[START OF Dataset extract]

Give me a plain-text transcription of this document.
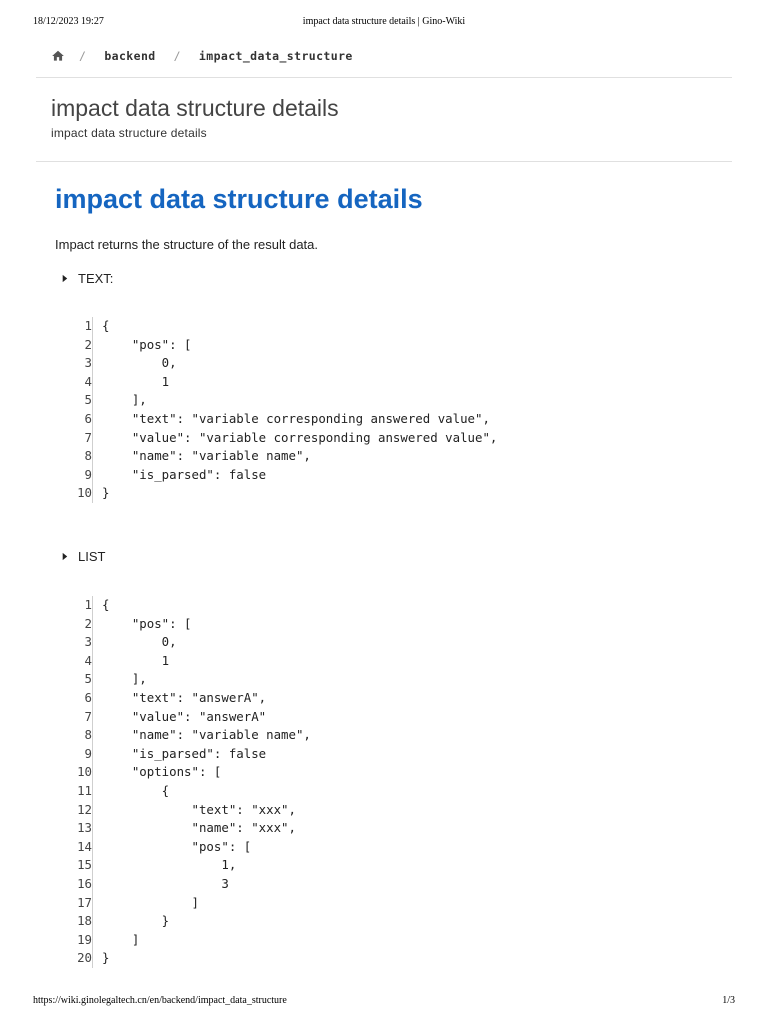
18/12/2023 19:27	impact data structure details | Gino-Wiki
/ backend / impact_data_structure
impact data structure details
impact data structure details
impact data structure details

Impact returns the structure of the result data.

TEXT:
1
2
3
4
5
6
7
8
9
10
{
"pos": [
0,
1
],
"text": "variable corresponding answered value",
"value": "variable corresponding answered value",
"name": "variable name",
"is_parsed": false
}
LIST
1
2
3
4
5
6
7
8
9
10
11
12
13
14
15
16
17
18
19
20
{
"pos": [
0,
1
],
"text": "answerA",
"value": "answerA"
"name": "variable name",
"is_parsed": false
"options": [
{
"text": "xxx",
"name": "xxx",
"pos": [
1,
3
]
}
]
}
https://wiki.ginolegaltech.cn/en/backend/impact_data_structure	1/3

[END OF Dataset extract]

[Stated task] Retype every record above exactly as written, but leave out the pictures.

[Answer to this task]
Give me a plain-text transcription of this document.
18/12/2023 19:27	impact data structure details | Gino-Wiki
/ backend / impact_data_structure
impact data structure details
impact data structure details
impact data structure details

Impact returns the structure of the result data.

TEXT:
1
2
3
4
5
6
7
8
9
10
{
"pos": [
0,
1
],
"text": "variable corresponding answered value",
"value": "variable corresponding answered value",
"name": "variable name",
"is_parsed": false
}
LIST
1
2
3
4
5
6
7
8
9
10
11
12
13
14
15
16
17
18
19
20
{
"pos": [
0,
1
],
"text": "answerA",
"value": "answerA"
"name": "variable name",
"is_parsed": false
"options": [
{
"text": "xxx",
"name": "xxx",
"pos": [
1,
3
]
}
]
}
https://wiki.ginolegaltech.cn/en/backend/impact_data_structure	1/3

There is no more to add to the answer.